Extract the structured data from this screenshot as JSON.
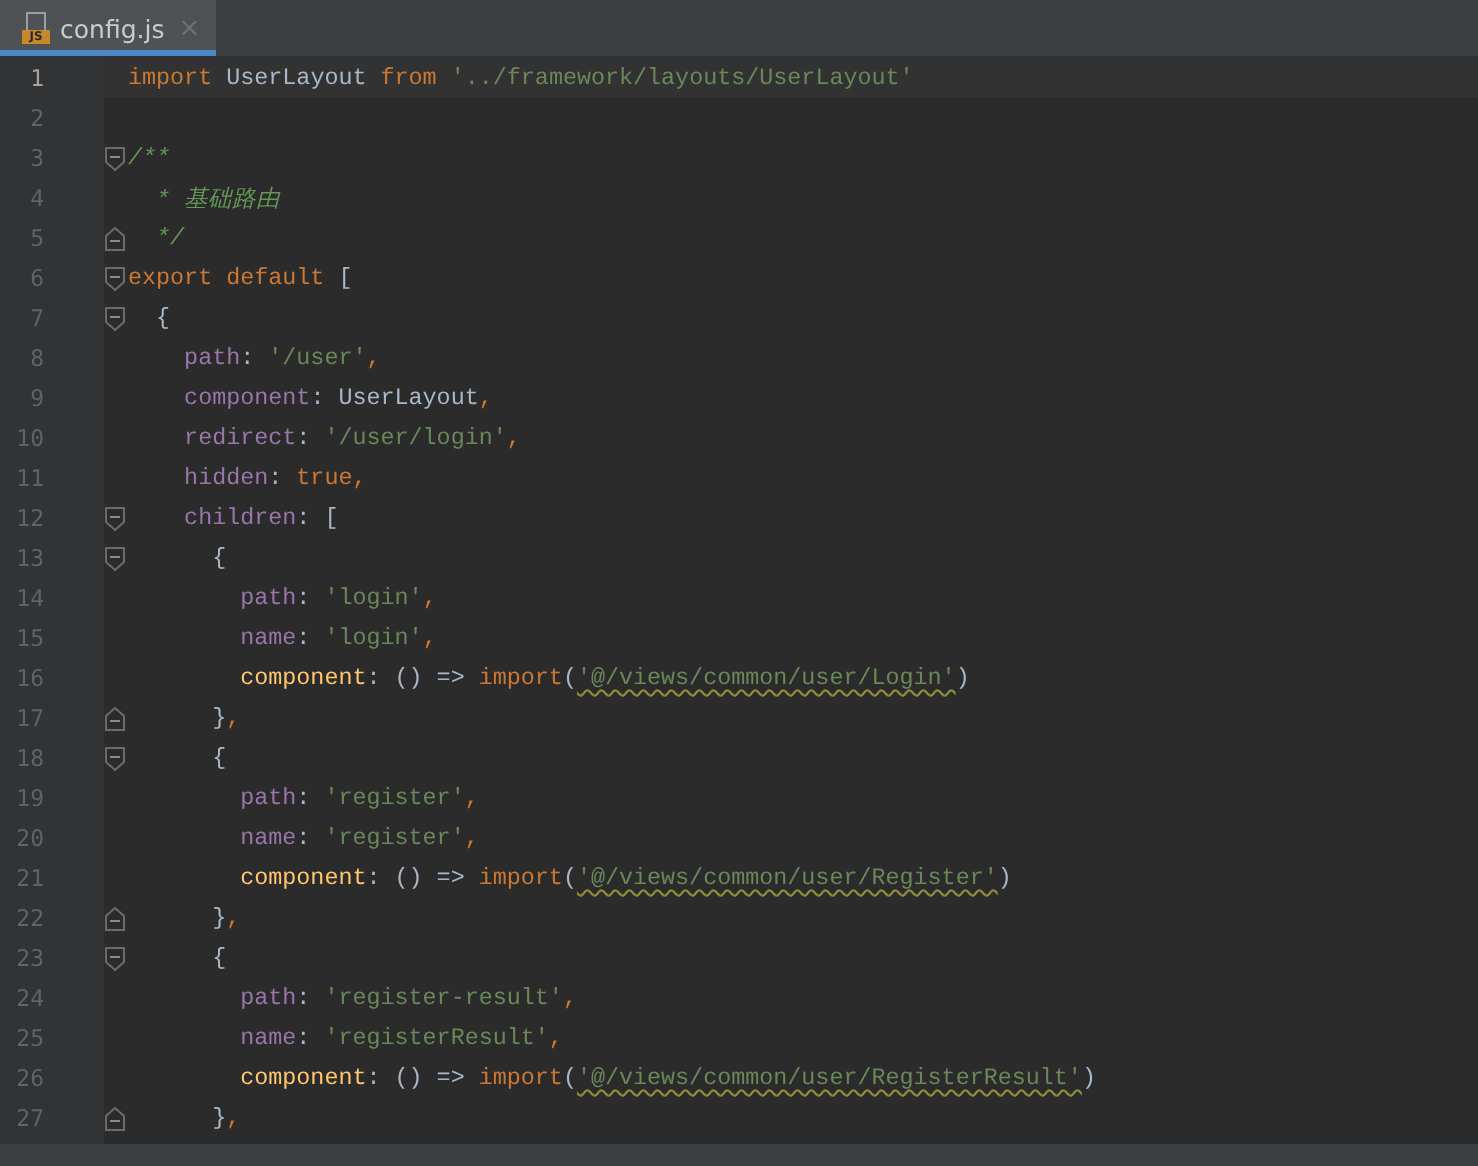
{
  "tabs": [
    {
      "label": "config.js",
      "icon_label": "JS",
      "selected": true,
      "close": "×"
    }
  ],
  "lines": [
    {
      "number": "1",
      "current": true,
      "tokens": [
        {
          "kind": "keyword",
          "text": "import"
        },
        {
          "kind": "plain",
          "text": " UserLayout "
        },
        {
          "kind": "keyword",
          "text": "from "
        },
        {
          "kind": "string",
          "text": "'../framework/layouts/UserLayout'"
        }
      ]
    },
    {
      "number": "2",
      "current": false
    },
    {
      "number": "3",
      "current": false,
      "fold_start": true,
      "tokens": [
        {
          "kind": "comment",
          "text": "/**"
        }
      ]
    },
    {
      "number": "4",
      "current": false,
      "tokens": [
        {
          "kind": "comment",
          "text": "  * 基础路由"
        }
      ]
    },
    {
      "number": "5",
      "current": false,
      "fold_end": true,
      "tokens": [
        {
          "kind": "comment",
          "text": "  */"
        }
      ]
    },
    {
      "number": "6",
      "current": false,
      "fold_start": true,
      "tokens": [
        {
          "kind": "keyword",
          "text": "export default"
        },
        {
          "kind": "plain",
          "text": " ["
        }
      ]
    },
    {
      "number": "7",
      "current": false,
      "fold_start": true,
      "tokens": [
        {
          "kind": "plain",
          "text": "  {"
        }
      ]
    },
    {
      "number": "8",
      "current": false,
      "tokens": [
        {
          "kind": "property",
          "text": "    path"
        },
        {
          "kind": "plain",
          "text": ": "
        },
        {
          "kind": "string",
          "text": "'/user'"
        },
        {
          "kind": "keyword",
          "text": ","
        }
      ]
    },
    {
      "number": "9",
      "current": false,
      "tokens": [
        {
          "kind": "property",
          "text": "    component"
        },
        {
          "kind": "plain",
          "text": ": UserLayout"
        },
        {
          "kind": "keyword",
          "text": ","
        }
      ]
    },
    {
      "number": "10",
      "current": false,
      "tokens": [
        {
          "kind": "property",
          "text": "    redirect"
        },
        {
          "kind": "plain",
          "text": ": "
        },
        {
          "kind": "string",
          "text": "'/user/login'"
        },
        {
          "kind": "keyword",
          "text": ","
        }
      ]
    },
    {
      "number": "11",
      "current": false,
      "tokens": [
        {
          "kind": "property",
          "text": "    hidden"
        },
        {
          "kind": "plain",
          "text": ": "
        },
        {
          "kind": "keyword",
          "text": "true,"
        }
      ]
    },
    {
      "number": "12",
      "current": false,
      "fold_start": true,
      "tokens": [
        {
          "kind": "property",
          "text": "    children"
        },
        {
          "kind": "plain",
          "text": ": ["
        }
      ]
    },
    {
      "number": "13",
      "current": false,
      "fold_start": true,
      "tokens": [
        {
          "kind": "plain",
          "text": "      {"
        }
      ]
    },
    {
      "number": "14",
      "current": false,
      "tokens": [
        {
          "kind": "property",
          "text": "        path"
        },
        {
          "kind": "plain",
          "text": ": "
        },
        {
          "kind": "string",
          "text": "'login'"
        },
        {
          "kind": "keyword",
          "text": ","
        }
      ]
    },
    {
      "number": "15",
      "current": false,
      "tokens": [
        {
          "kind": "property",
          "text": "        name"
        },
        {
          "kind": "plain",
          "text": ": "
        },
        {
          "kind": "string",
          "text": "'login'"
        },
        {
          "kind": "keyword",
          "text": ","
        }
      ]
    },
    {
      "number": "16",
      "current": false,
      "tokens": [
        {
          "kind": "function",
          "text": "        component"
        },
        {
          "kind": "plain",
          "text": ": () => "
        },
        {
          "kind": "keyword",
          "text": "import"
        },
        {
          "kind": "plain",
          "text": "("
        },
        {
          "kind": "module",
          "text": "'@/views/common/user/Login'"
        },
        {
          "kind": "plain",
          "text": ")"
        }
      ]
    },
    {
      "number": "17",
      "current": false,
      "fold_end": true,
      "tokens": [
        {
          "kind": "plain",
          "text": "      }"
        },
        {
          "kind": "keyword",
          "text": ","
        }
      ]
    },
    {
      "number": "18",
      "current": false,
      "fold_start": true,
      "tokens": [
        {
          "kind": "plain",
          "text": "      {"
        }
      ]
    },
    {
      "number": "19",
      "current": false,
      "tokens": [
        {
          "kind": "property",
          "text": "        path"
        },
        {
          "kind": "plain",
          "text": ": "
        },
        {
          "kind": "string",
          "text": "'register'"
        },
        {
          "kind": "keyword",
          "text": ","
        }
      ]
    },
    {
      "number": "20",
      "current": false,
      "tokens": [
        {
          "kind": "property",
          "text": "        name"
        },
        {
          "kind": "plain",
          "text": ": "
        },
        {
          "kind": "string",
          "text": "'register'"
        },
        {
          "kind": "keyword",
          "text": ","
        }
      ]
    },
    {
      "number": "21",
      "current": false,
      "tokens": [
        {
          "kind": "function",
          "text": "        component"
        },
        {
          "kind": "plain",
          "text": ": () => "
        },
        {
          "kind": "keyword",
          "text": "import"
        },
        {
          "kind": "plain",
          "text": "("
        },
        {
          "kind": "module",
          "text": "'@/views/common/user/Register'"
        },
        {
          "kind": "plain",
          "text": ")"
        }
      ]
    },
    {
      "number": "22",
      "current": false,
      "fold_end": true,
      "tokens": [
        {
          "kind": "plain",
          "text": "      }"
        },
        {
          "kind": "keyword",
          "text": ","
        }
      ]
    },
    {
      "number": "23",
      "current": false,
      "fold_start": true,
      "tokens": [
        {
          "kind": "plain",
          "text": "      {"
        }
      ]
    },
    {
      "number": "24",
      "current": false,
      "tokens": [
        {
          "kind": "property",
          "text": "        path"
        },
        {
          "kind": "plain",
          "text": ": "
        },
        {
          "kind": "string",
          "text": "'register-result'"
        },
        {
          "kind": "keyword",
          "text": ","
        }
      ]
    },
    {
      "number": "25",
      "current": false,
      "tokens": [
        {
          "kind": "property",
          "text": "        name"
        },
        {
          "kind": "plain",
          "text": ": "
        },
        {
          "kind": "string",
          "text": "'registerResult'"
        },
        {
          "kind": "keyword",
          "text": ","
        }
      ]
    },
    {
      "number": "26",
      "current": false,
      "tokens": [
        {
          "kind": "function",
          "text": "        component"
        },
        {
          "kind": "plain",
          "text": ": () => "
        },
        {
          "kind": "keyword",
          "text": "import"
        },
        {
          "kind": "plain",
          "text": "("
        },
        {
          "kind": "module",
          "text": "'@/views/common/user/RegisterResult'"
        },
        {
          "kind": "plain",
          "text": ")"
        }
      ]
    },
    {
      "number": "27",
      "current": false,
      "fold_end": true,
      "tokens": [
        {
          "kind": "plain",
          "text": "      }"
        },
        {
          "kind": "keyword",
          "text": ","
        }
      ]
    }
  ]
}
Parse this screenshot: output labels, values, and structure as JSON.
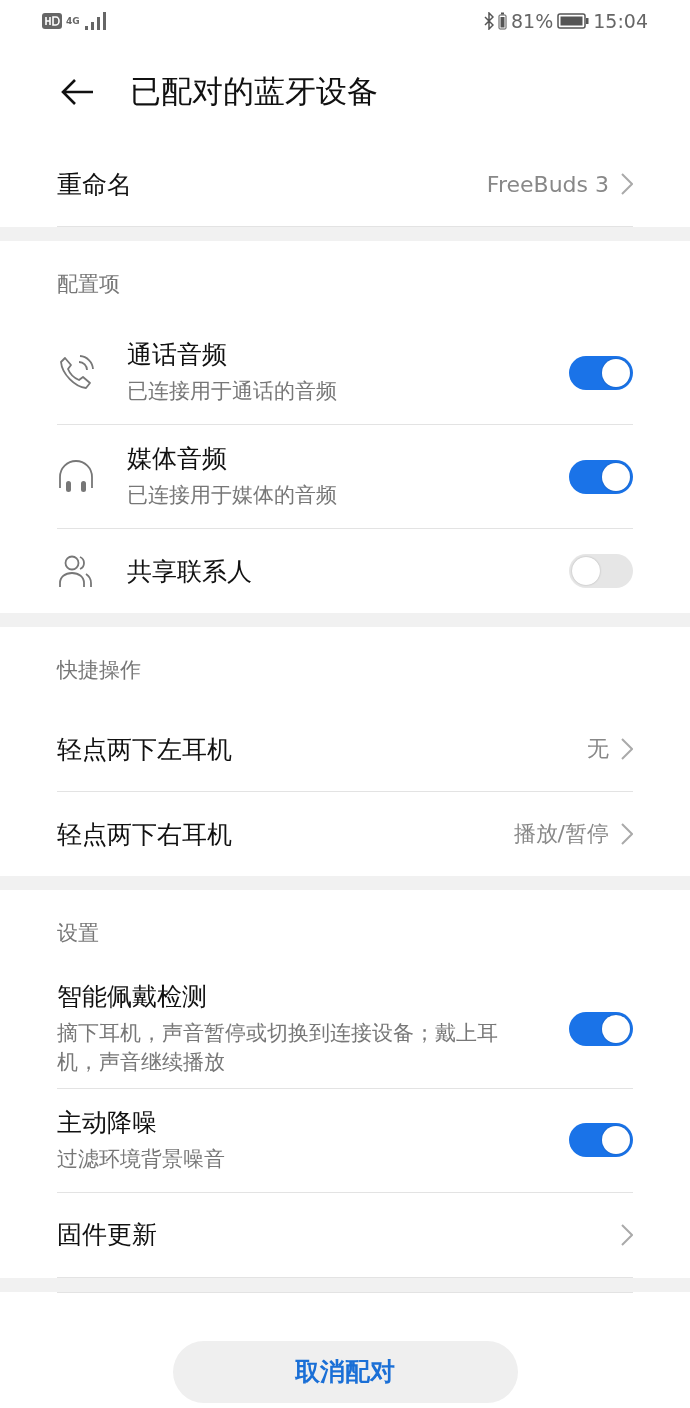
{
  "status_bar": {
    "network": "4G",
    "battery_percent": "81%",
    "time": "15:04"
  },
  "header": {
    "title": "已配对的蓝牙设备"
  },
  "rename": {
    "label": "重命名",
    "value": "FreeBuds 3"
  },
  "sections": [
    {
      "title": "配置项",
      "items": [
        {
          "kind": "toggle",
          "title": "通话音频",
          "subtitle": "已连接用于通话的音频",
          "on": true
        },
        {
          "kind": "toggle",
          "title": "媒体音频",
          "subtitle": "已连接用于媒体的音频",
          "on": true
        },
        {
          "kind": "toggle",
          "title": "共享联系人",
          "on": false
        }
      ]
    },
    {
      "title": "快捷操作",
      "items": [
        {
          "kind": "link",
          "title": "轻点两下左耳机",
          "value": "无"
        },
        {
          "kind": "link",
          "title": "轻点两下右耳机",
          "value": "播放/暂停"
        }
      ]
    },
    {
      "title": "设置",
      "items": [
        {
          "kind": "toggle",
          "title": "智能佩戴检测",
          "subtitle": "摘下耳机，声音暂停或切换到连接设备；戴上耳机，声音继续播放",
          "on": true
        },
        {
          "kind": "toggle",
          "title": "主动降噪",
          "subtitle": "过滤环境背景噪音",
          "on": true
        },
        {
          "kind": "link",
          "title": "固件更新"
        }
      ]
    }
  ],
  "unpair_button": "取消配对"
}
********************
### AIM OF THE EXERCISE
Pick each line holding the word "subtitle" out of the data and copy it.

### SOLUTION FOR THIS TASK
          "subtitle": "已连接用于通话的音频",
          "subtitle": "已连接用于媒体的音频",
          "subtitle": "摘下耳机，声音暂停或切换到连接设备；戴上耳机，声音继续播放",
          "subtitle": "过滤环境背景噪音",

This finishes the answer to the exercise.